• [PROMPT]:
Could you set down these lines exactly as they appear, covering every item, but leaving the pictures out of your answer?

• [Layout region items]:

↓↓↓

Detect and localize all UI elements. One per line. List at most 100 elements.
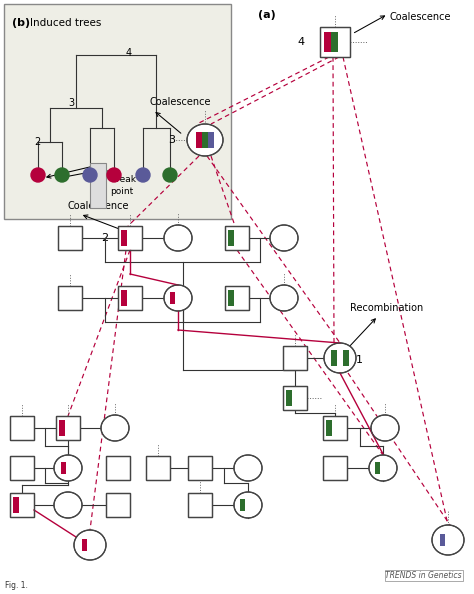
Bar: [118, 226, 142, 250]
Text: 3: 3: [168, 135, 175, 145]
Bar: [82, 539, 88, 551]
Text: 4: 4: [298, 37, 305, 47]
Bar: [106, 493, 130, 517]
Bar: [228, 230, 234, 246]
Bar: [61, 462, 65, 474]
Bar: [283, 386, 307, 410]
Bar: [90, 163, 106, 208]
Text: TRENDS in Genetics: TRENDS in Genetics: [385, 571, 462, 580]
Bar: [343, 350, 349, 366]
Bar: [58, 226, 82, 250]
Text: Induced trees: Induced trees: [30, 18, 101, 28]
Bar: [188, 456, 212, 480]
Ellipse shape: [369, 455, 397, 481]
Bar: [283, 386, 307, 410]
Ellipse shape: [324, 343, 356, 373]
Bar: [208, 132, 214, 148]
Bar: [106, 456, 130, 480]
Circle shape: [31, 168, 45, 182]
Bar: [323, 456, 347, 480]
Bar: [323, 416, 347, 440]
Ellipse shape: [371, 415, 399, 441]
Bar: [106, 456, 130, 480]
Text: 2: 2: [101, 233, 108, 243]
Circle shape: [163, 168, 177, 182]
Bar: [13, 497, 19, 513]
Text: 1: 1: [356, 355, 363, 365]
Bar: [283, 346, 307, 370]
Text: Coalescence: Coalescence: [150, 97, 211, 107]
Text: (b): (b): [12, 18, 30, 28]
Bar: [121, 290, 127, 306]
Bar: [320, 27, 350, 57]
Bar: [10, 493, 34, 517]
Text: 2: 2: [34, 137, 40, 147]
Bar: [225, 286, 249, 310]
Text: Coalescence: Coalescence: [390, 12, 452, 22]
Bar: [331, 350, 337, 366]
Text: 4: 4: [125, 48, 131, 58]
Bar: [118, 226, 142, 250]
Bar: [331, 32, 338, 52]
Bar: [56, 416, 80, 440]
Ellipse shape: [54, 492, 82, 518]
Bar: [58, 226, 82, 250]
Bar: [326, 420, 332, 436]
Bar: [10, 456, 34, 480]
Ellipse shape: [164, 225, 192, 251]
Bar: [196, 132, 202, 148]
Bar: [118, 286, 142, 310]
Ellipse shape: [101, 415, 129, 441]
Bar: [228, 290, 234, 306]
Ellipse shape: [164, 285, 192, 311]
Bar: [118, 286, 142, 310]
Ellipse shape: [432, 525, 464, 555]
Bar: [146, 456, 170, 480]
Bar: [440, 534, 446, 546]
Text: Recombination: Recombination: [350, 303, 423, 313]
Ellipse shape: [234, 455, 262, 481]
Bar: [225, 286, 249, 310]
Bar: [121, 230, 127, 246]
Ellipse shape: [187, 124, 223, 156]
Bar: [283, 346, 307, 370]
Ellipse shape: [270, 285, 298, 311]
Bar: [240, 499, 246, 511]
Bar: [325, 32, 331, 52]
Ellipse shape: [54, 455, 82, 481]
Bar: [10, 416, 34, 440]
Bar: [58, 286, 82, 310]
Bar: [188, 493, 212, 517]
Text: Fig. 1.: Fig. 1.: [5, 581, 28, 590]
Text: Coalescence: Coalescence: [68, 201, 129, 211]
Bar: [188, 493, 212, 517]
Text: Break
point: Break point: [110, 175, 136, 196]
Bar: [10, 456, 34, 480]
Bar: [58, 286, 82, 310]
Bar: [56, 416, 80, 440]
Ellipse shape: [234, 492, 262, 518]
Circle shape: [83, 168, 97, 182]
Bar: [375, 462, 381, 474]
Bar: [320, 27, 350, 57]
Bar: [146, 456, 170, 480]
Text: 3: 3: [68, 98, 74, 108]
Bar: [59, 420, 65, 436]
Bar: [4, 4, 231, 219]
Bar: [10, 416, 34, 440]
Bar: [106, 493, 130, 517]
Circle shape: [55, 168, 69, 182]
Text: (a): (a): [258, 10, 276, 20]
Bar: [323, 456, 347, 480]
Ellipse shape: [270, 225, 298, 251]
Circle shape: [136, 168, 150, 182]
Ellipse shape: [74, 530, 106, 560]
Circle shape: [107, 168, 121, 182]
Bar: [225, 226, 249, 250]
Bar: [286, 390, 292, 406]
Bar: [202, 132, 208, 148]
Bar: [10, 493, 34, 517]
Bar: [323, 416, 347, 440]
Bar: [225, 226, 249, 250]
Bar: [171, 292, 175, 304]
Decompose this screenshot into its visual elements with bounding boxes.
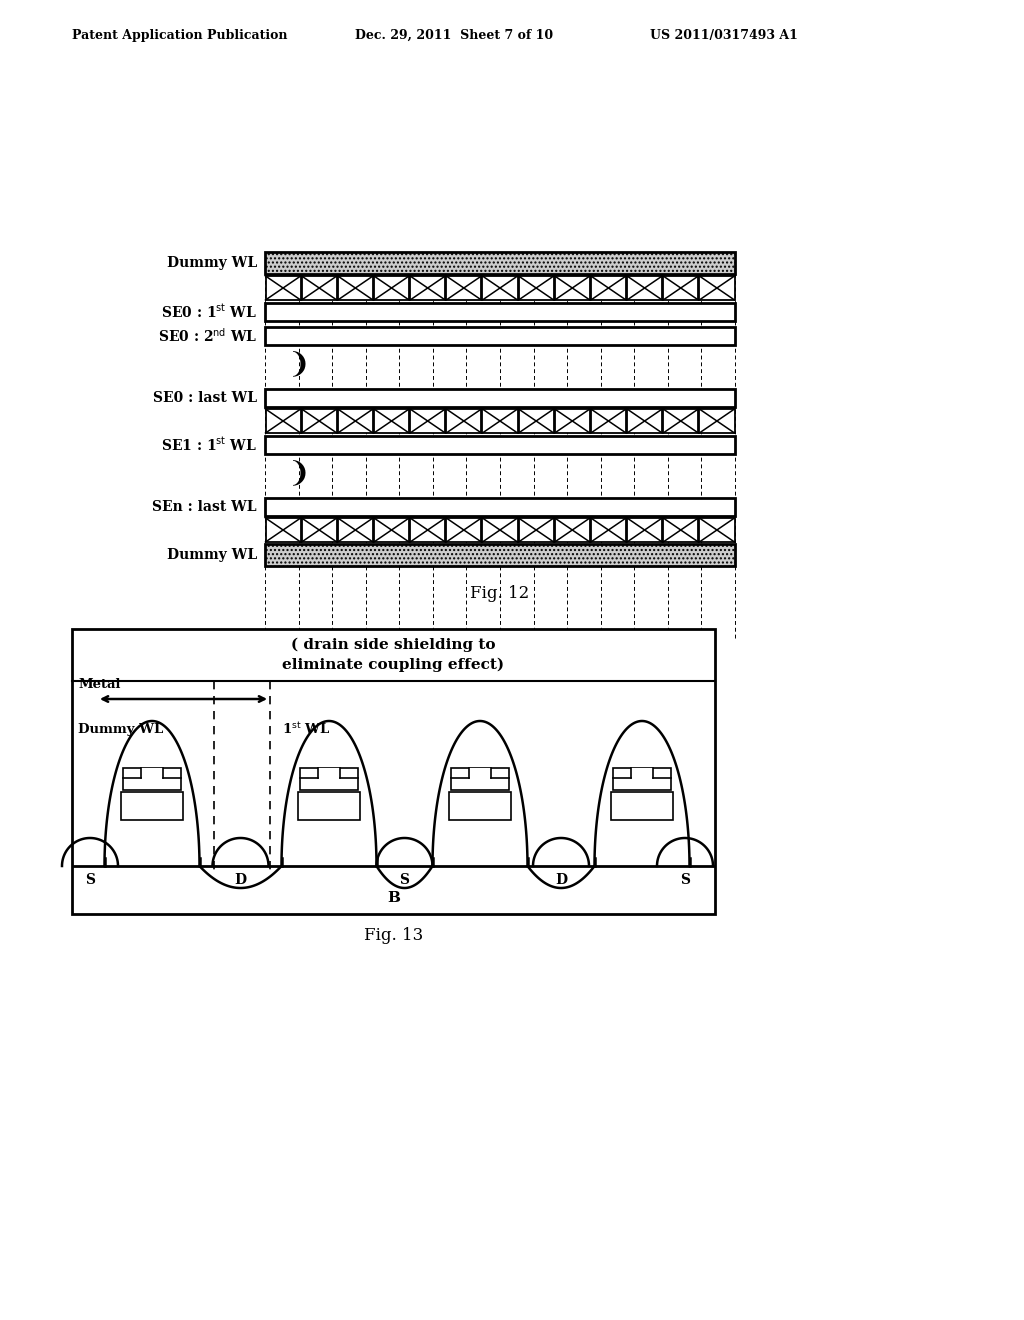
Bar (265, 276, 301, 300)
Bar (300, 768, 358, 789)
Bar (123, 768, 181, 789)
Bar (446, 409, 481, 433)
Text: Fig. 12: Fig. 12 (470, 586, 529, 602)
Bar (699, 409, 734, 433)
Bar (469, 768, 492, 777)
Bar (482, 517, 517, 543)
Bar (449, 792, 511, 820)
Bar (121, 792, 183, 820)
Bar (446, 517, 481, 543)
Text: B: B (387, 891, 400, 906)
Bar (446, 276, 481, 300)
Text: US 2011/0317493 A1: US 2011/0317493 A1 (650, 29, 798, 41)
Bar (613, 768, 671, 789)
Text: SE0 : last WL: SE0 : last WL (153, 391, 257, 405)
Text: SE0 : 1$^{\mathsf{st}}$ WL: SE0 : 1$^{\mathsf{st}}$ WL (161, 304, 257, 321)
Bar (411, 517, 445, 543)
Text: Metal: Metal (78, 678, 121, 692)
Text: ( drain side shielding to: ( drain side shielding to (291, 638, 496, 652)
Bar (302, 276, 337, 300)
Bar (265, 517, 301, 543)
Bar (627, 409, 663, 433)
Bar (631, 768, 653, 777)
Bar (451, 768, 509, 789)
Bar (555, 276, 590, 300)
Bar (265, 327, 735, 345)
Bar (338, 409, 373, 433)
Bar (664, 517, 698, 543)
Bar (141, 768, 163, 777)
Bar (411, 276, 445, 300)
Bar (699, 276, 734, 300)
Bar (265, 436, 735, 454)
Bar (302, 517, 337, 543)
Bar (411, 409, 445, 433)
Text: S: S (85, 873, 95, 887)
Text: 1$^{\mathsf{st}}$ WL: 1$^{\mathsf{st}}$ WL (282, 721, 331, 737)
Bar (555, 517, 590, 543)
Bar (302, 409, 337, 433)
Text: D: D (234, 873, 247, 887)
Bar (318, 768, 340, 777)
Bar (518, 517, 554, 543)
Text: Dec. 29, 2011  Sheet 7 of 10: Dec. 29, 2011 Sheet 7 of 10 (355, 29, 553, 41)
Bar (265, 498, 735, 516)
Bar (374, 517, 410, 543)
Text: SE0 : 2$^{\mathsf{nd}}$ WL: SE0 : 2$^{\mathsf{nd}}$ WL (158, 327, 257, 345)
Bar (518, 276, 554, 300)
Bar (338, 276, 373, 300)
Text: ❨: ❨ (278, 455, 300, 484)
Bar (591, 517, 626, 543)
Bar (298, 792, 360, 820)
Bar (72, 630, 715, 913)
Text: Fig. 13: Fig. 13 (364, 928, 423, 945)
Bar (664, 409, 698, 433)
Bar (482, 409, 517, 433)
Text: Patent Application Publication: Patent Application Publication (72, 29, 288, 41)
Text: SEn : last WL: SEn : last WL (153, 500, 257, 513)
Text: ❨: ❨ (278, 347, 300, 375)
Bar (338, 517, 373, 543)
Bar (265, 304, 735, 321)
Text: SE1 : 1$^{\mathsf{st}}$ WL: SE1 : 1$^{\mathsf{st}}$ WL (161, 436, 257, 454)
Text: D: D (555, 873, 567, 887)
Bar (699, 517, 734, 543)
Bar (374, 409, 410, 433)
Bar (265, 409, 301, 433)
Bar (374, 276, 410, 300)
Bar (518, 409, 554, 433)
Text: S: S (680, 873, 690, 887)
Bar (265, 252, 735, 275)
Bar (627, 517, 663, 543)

↑↑↑

• [RESULT OF THE TASK]:
Detect and localize all UI elements. One per line. List at most 100 elements.
Bar: [118, 226, 142, 250]
Text: 3: 3: [168, 135, 175, 145]
Bar: [82, 539, 88, 551]
Text: 4: 4: [298, 37, 305, 47]
Bar: [106, 493, 130, 517]
Bar: [228, 230, 234, 246]
Bar: [61, 462, 65, 474]
Bar: [283, 386, 307, 410]
Bar: [90, 163, 106, 208]
Text: TRENDS in Genetics: TRENDS in Genetics: [385, 571, 462, 580]
Bar: [343, 350, 349, 366]
Bar: [58, 226, 82, 250]
Text: Induced trees: Induced trees: [30, 18, 101, 28]
Bar: [188, 456, 212, 480]
Ellipse shape: [369, 455, 397, 481]
Bar: [283, 386, 307, 410]
Ellipse shape: [324, 343, 356, 373]
Bar: [208, 132, 214, 148]
Bar: [106, 456, 130, 480]
Circle shape: [31, 168, 45, 182]
Bar: [323, 456, 347, 480]
Bar: [323, 416, 347, 440]
Ellipse shape: [371, 415, 399, 441]
Bar: [106, 456, 130, 480]
Text: 2: 2: [101, 233, 108, 243]
Circle shape: [163, 168, 177, 182]
Bar: [13, 497, 19, 513]
Text: 1: 1: [356, 355, 363, 365]
Bar: [283, 346, 307, 370]
Text: Coalescence: Coalescence: [150, 97, 211, 107]
Text: (b): (b): [12, 18, 30, 28]
Bar: [121, 290, 127, 306]
Bar: [320, 27, 350, 57]
Bar: [10, 493, 34, 517]
Text: 2: 2: [34, 137, 40, 147]
Bar: [225, 286, 249, 310]
Text: Coalescence: Coalescence: [390, 12, 452, 22]
Bar: [331, 350, 337, 366]
Text: 4: 4: [125, 48, 131, 58]
Bar: [118, 226, 142, 250]
Bar: [331, 32, 338, 52]
Bar: [56, 416, 80, 440]
Ellipse shape: [54, 492, 82, 518]
Bar: [58, 226, 82, 250]
Bar: [326, 420, 332, 436]
Bar: [10, 456, 34, 480]
Ellipse shape: [164, 225, 192, 251]
Bar: [196, 132, 202, 148]
Bar: [118, 286, 142, 310]
Ellipse shape: [101, 415, 129, 441]
Bar: [228, 290, 234, 306]
Ellipse shape: [164, 285, 192, 311]
Bar: [118, 286, 142, 310]
Ellipse shape: [432, 525, 464, 555]
Bar: [146, 456, 170, 480]
Bar: [440, 534, 446, 546]
Text: Recombination: Recombination: [350, 303, 423, 313]
Ellipse shape: [234, 455, 262, 481]
Bar: [225, 286, 249, 310]
Bar: [121, 230, 127, 246]
Ellipse shape: [187, 124, 223, 156]
Bar: [283, 346, 307, 370]
Ellipse shape: [270, 285, 298, 311]
Bar: [240, 499, 246, 511]
Bar: [325, 32, 331, 52]
Ellipse shape: [54, 455, 82, 481]
Bar: [10, 416, 34, 440]
Bar: [58, 286, 82, 310]
Bar: [188, 493, 212, 517]
Text: Fig. 1.: Fig. 1.: [5, 581, 28, 590]
Text: Coalescence: Coalescence: [68, 201, 129, 211]
Bar: [188, 493, 212, 517]
Text: Break
point: Break point: [110, 175, 136, 196]
Bar: [10, 456, 34, 480]
Bar: [58, 286, 82, 310]
Bar: [56, 416, 80, 440]
Ellipse shape: [234, 492, 262, 518]
Circle shape: [83, 168, 97, 182]
Bar: [375, 462, 381, 474]
Bar: [320, 27, 350, 57]
Bar: [146, 456, 170, 480]
Text: 3: 3: [68, 98, 74, 108]
Bar: [59, 420, 65, 436]
Bar: [4, 4, 231, 219]
Bar: [10, 416, 34, 440]
Bar: [106, 493, 130, 517]
Circle shape: [55, 168, 69, 182]
Text: (a): (a): [258, 10, 276, 20]
Bar: [323, 456, 347, 480]
Ellipse shape: [270, 225, 298, 251]
Circle shape: [136, 168, 150, 182]
Ellipse shape: [74, 530, 106, 560]
Circle shape: [107, 168, 121, 182]
Bar: [225, 226, 249, 250]
Bar: [286, 390, 292, 406]
Bar: [202, 132, 208, 148]
Bar: [10, 493, 34, 517]
Bar: [323, 416, 347, 440]
Bar: [225, 226, 249, 250]
Bar: [171, 292, 175, 304]
Decompose this screenshot into its visual elements with bounding boxes.
Bar (265, 276, 301, 300)
Bar (300, 768, 358, 789)
Bar (123, 768, 181, 789)
Bar (446, 409, 481, 433)
Text: Fig. 12: Fig. 12 (470, 586, 529, 602)
Bar (699, 409, 734, 433)
Bar (469, 768, 492, 777)
Bar (482, 517, 517, 543)
Bar (449, 792, 511, 820)
Bar (121, 792, 183, 820)
Bar (446, 517, 481, 543)
Text: B: B (387, 891, 400, 906)
Bar (446, 276, 481, 300)
Text: US 2011/0317493 A1: US 2011/0317493 A1 (650, 29, 798, 41)
Bar (613, 768, 671, 789)
Text: SE0 : last WL: SE0 : last WL (153, 391, 257, 405)
Text: SE0 : 1$^{\mathsf{st}}$ WL: SE0 : 1$^{\mathsf{st}}$ WL (161, 304, 257, 321)
Bar (411, 517, 445, 543)
Text: Metal: Metal (78, 678, 121, 692)
Text: ( drain side shielding to: ( drain side shielding to (291, 638, 496, 652)
Bar (302, 276, 337, 300)
Bar (265, 517, 301, 543)
Bar (627, 409, 663, 433)
Bar (631, 768, 653, 777)
Bar (451, 768, 509, 789)
Bar (555, 276, 590, 300)
Bar (265, 327, 735, 345)
Bar (338, 409, 373, 433)
Bar (664, 517, 698, 543)
Bar (141, 768, 163, 777)
Bar (411, 276, 445, 300)
Bar (699, 276, 734, 300)
Bar (265, 436, 735, 454)
Bar (302, 517, 337, 543)
Bar (411, 409, 445, 433)
Text: S: S (85, 873, 95, 887)
Text: 1$^{\mathsf{st}}$ WL: 1$^{\mathsf{st}}$ WL (282, 721, 331, 737)
Bar (555, 517, 590, 543)
Bar (302, 409, 337, 433)
Text: D: D (234, 873, 247, 887)
Bar (318, 768, 340, 777)
Bar (518, 517, 554, 543)
Text: Dec. 29, 2011  Sheet 7 of 10: Dec. 29, 2011 Sheet 7 of 10 (355, 29, 553, 41)
Bar (265, 498, 735, 516)
Bar (374, 517, 410, 543)
Text: SE0 : 2$^{\mathsf{nd}}$ WL: SE0 : 2$^{\mathsf{nd}}$ WL (158, 327, 257, 345)
Bar (518, 276, 554, 300)
Bar (338, 276, 373, 300)
Text: ❨: ❨ (278, 455, 300, 484)
Bar (591, 517, 626, 543)
Bar (298, 792, 360, 820)
Bar (72, 630, 715, 913)
Text: Fig. 13: Fig. 13 (364, 928, 423, 945)
Bar (664, 409, 698, 433)
Bar (482, 409, 517, 433)
Text: Patent Application Publication: Patent Application Publication (72, 29, 288, 41)
Text: SEn : last WL: SEn : last WL (153, 500, 257, 513)
Text: ❨: ❨ (278, 347, 300, 375)
Bar (338, 517, 373, 543)
Bar (265, 304, 735, 321)
Text: SE1 : 1$^{\mathsf{st}}$ WL: SE1 : 1$^{\mathsf{st}}$ WL (161, 436, 257, 454)
Text: D: D (555, 873, 567, 887)
Bar (699, 517, 734, 543)
Bar (374, 409, 410, 433)
Bar (265, 409, 301, 433)
Bar (374, 276, 410, 300)
Bar (518, 409, 554, 433)
Text: S: S (680, 873, 690, 887)
Bar (265, 252, 735, 275)
Bar (627, 517, 663, 543)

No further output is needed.